Return each entry exactly, with none missing.

** start of Listed records **

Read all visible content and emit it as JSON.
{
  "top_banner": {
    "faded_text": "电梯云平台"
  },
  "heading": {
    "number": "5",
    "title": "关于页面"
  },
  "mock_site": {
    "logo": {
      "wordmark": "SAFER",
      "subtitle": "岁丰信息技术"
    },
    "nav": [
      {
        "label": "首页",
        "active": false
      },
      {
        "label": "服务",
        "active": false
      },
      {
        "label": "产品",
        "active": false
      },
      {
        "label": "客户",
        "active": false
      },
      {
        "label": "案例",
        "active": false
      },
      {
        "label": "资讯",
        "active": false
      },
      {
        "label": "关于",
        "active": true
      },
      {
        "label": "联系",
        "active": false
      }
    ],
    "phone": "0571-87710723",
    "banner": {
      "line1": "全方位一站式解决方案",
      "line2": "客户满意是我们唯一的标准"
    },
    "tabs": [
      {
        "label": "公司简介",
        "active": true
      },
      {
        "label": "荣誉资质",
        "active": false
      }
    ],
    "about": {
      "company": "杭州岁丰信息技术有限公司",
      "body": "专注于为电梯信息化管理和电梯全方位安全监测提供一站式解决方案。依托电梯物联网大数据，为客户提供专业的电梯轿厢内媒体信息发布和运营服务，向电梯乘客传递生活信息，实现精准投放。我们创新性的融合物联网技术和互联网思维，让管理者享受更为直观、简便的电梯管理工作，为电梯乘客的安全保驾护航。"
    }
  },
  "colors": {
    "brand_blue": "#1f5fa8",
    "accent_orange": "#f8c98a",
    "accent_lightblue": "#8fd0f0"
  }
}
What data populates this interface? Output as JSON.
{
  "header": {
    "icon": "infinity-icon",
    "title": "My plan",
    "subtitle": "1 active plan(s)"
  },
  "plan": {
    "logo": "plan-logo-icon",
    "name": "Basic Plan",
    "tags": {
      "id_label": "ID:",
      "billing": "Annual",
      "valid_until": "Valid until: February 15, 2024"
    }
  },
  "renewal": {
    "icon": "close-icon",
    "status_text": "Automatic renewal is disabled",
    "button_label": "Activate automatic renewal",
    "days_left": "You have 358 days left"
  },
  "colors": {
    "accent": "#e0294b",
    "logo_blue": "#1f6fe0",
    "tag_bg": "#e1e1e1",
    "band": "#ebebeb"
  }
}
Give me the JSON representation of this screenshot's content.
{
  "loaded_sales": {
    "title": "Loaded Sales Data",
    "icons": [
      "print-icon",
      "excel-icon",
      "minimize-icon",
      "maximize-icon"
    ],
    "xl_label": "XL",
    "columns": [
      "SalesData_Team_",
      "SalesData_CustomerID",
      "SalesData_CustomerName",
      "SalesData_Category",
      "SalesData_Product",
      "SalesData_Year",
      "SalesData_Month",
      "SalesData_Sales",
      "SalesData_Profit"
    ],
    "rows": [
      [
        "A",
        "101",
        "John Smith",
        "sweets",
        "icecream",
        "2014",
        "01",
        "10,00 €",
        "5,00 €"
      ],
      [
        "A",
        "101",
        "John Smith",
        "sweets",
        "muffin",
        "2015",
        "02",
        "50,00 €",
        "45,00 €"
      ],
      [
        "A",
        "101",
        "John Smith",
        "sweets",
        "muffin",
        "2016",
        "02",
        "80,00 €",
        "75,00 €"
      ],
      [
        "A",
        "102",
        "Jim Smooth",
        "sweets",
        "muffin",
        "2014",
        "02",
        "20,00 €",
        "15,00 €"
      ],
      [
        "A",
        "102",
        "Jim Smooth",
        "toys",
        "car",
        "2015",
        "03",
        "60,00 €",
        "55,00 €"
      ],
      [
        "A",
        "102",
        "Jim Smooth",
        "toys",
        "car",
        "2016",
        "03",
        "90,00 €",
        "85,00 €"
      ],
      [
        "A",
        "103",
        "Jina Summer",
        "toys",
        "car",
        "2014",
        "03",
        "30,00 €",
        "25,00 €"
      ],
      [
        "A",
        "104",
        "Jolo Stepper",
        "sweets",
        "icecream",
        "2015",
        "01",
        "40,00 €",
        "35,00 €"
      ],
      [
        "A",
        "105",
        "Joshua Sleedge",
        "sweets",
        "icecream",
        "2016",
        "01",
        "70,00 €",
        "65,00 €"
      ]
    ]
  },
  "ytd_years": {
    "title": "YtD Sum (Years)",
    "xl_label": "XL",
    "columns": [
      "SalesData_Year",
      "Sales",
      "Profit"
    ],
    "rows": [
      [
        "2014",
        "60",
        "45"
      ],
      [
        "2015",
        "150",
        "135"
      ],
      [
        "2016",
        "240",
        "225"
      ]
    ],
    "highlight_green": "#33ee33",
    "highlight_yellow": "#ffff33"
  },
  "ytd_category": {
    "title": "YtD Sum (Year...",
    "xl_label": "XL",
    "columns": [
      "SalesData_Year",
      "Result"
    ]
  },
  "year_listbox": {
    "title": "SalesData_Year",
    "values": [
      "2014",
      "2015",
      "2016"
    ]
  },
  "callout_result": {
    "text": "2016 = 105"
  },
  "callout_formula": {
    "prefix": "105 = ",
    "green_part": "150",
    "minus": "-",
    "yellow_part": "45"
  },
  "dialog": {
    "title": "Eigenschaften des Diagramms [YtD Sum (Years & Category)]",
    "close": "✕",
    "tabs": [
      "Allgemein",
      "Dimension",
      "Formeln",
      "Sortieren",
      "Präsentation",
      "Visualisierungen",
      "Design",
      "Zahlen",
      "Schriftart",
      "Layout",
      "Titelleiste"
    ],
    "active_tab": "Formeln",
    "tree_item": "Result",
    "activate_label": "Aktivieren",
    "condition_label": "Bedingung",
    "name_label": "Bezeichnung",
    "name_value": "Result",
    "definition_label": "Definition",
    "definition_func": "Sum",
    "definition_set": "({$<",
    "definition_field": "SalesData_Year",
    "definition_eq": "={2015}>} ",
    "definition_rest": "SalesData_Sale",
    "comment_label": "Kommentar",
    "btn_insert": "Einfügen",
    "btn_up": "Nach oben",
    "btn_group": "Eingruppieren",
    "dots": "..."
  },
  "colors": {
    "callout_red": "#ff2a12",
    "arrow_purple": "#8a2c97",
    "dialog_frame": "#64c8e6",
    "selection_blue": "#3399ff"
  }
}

** end of Listed records **

**Result below**:
Read all visible content and emit it as JSON.
{
  "top_banner": {
    "faded_text": "电梯云平台"
  },
  "heading": {
    "number": "5",
    "title": "关于页面"
  },
  "mock_site": {
    "logo": {
      "wordmark": "SAFER",
      "subtitle": "岁丰信息技术"
    },
    "nav": [
      {
        "label": "首页",
        "active": false
      },
      {
        "label": "服务",
        "active": false
      },
      {
        "label": "产品",
        "active": false
      },
      {
        "label": "客户",
        "active": false
      },
      {
        "label": "案例",
        "active": false
      },
      {
        "label": "资讯",
        "active": false
      },
      {
        "label": "关于",
        "active": true
      },
      {
        "label": "联系",
        "active": false
      }
    ],
    "phone": "0571-87710723",
    "banner": {
      "line1": "全方位一站式解决方案",
      "line2": "客户满意是我们唯一的标准"
    },
    "tabs": [
      {
        "label": "公司简介",
        "active": true
      },
      {
        "label": "荣誉资质",
        "active": false
      }
    ],
    "about": {
      "company": "杭州岁丰信息技术有限公司",
      "body": "专注于为电梯信息化管理和电梯全方位安全监测提供一站式解决方案。依托电梯物联网大数据，为客户提供专业的电梯轿厢内媒体信息发布和运营服务，向电梯乘客传递生活信息，实现精准投放。我们创新性的融合物联网技术和互联网思维，让管理者享受更为直观、简便的电梯管理工作，为电梯乘客的安全保驾护航。"
    }
  },
  "colors": {
    "brand_blue": "#1f5fa8",
    "accent_orange": "#f8c98a",
    "accent_lightblue": "#8fd0f0"
  }
}
What data populates this interface? Output as JSON.
{
  "header": {
    "icon": "infinity-icon",
    "title": "My plan",
    "subtitle": "1 active plan(s)"
  },
  "plan": {
    "logo": "plan-logo-icon",
    "name": "Basic Plan",
    "tags": {
      "id_label": "ID:",
      "billing": "Annual",
      "valid_until": "Valid until: February 15, 2024"
    }
  },
  "renewal": {
    "icon": "close-icon",
    "status_text": "Automatic renewal is disabled",
    "button_label": "Activate automatic renewal",
    "days_left": "You have 358 days left"
  },
  "colors": {
    "accent": "#e0294b",
    "logo_blue": "#1f6fe0",
    "tag_bg": "#e1e1e1",
    "band": "#ebebeb"
  }
}
Give me the JSON representation of this screenshot's content.
{
  "loaded_sales": {
    "title": "Loaded Sales Data",
    "icons": [
      "print-icon",
      "excel-icon",
      "minimize-icon",
      "maximize-icon"
    ],
    "xl_label": "XL",
    "columns": [
      "SalesData_Team_",
      "SalesData_CustomerID",
      "SalesData_CustomerName",
      "SalesData_Category",
      "SalesData_Product",
      "SalesData_Year",
      "SalesData_Month",
      "SalesData_Sales",
      "SalesData_Profit"
    ],
    "rows": [
      [
        "A",
        "101",
        "John Smith",
        "sweets",
        "icecream",
        "2014",
        "01",
        "10,00 €",
        "5,00 €"
      ],
      [
        "A",
        "101",
        "John Smith",
        "sweets",
        "muffin",
        "2015",
        "02",
        "50,00 €",
        "45,00 €"
      ],
      [
        "A",
        "101",
        "John Smith",
        "sweets",
        "muffin",
        "2016",
        "02",
        "80,00 €",
        "75,00 €"
      ],
      [
        "A",
        "102",
        "Jim Smooth",
        "sweets",
        "muffin",
        "2014",
        "02",
        "20,00 €",
        "15,00 €"
      ],
      [
        "A",
        "102",
        "Jim Smooth",
        "toys",
        "car",
        "2015",
        "03",
        "60,00 €",
        "55,00 €"
      ],
      [
        "A",
        "102",
        "Jim Smooth",
        "toys",
        "car",
        "2016",
        "03",
        "90,00 €",
        "85,00 €"
      ],
      [
        "A",
        "103",
        "Jina Summer",
        "toys",
        "car",
        "2014",
        "03",
        "30,00 €",
        "25,00 €"
      ],
      [
        "A",
        "104",
        "Jolo Stepper",
        "sweets",
        "icecream",
        "2015",
        "01",
        "40,00 €",
        "35,00 €"
      ],
      [
        "A",
        "105",
        "Joshua Sleedge",
        "sweets",
        "icecream",
        "2016",
        "01",
        "70,00 €",
        "65,00 €"
      ]
    ]
  },
  "ytd_years": {
    "title": "YtD Sum (Years)",
    "xl_label": "XL",
    "columns": [
      "SalesData_Year",
      "Sales",
      "Profit"
    ],
    "rows": [
      [
        "2014",
        "60",
        "45"
      ],
      [
        "2015",
        "150",
        "135"
      ],
      [
        "2016",
        "240",
        "225"
      ]
    ],
    "highlight_green": "#33ee33",
    "highlight_yellow": "#ffff33"
  },
  "ytd_category": {
    "title": "YtD Sum (Year...",
    "xl_label": "XL",
    "columns": [
      "SalesData_Year",
      "Result"
    ]
  },
  "year_listbox": {
    "title": "SalesData_Year",
    "values": [
      "2014",
      "2015",
      "2016"
    ]
  },
  "callout_result": {
    "text": "2016 = 105"
  },
  "callout_formula": {
    "prefix": "105 = ",
    "green_part": "150",
    "minus": "-",
    "yellow_part": "45"
  },
  "dialog": {
    "title": "Eigenschaften des Diagramms [YtD Sum (Years & Category)]",
    "close": "✕",
    "tabs": [
      "Allgemein",
      "Dimension",
      "Formeln",
      "Sortieren",
      "Präsentation",
      "Visualisierungen",
      "Design",
      "Zahlen",
      "Schriftart",
      "Layout",
      "Titelleiste"
    ],
    "active_tab": "Formeln",
    "tree_item": "Result",
    "activate_label": "Aktivieren",
    "condition_label": "Bedingung",
    "name_label": "Bezeichnung",
    "name_value": "Result",
    "definition_label": "Definition",
    "definition_func": "Sum",
    "definition_set": "({$<",
    "definition_field": "SalesData_Year",
    "definition_eq": "={2015}>} ",
    "definition_rest": "SalesData_Sale",
    "comment_label": "Kommentar",
    "btn_insert": "Einfügen",
    "btn_up": "Nach oben",
    "btn_group": "Eingruppieren",
    "dots": "..."
  },
  "colors": {
    "callout_red": "#ff2a12",
    "arrow_purple": "#8a2c97",
    "dialog_frame": "#64c8e6",
    "selection_blue": "#3399ff"
  }
}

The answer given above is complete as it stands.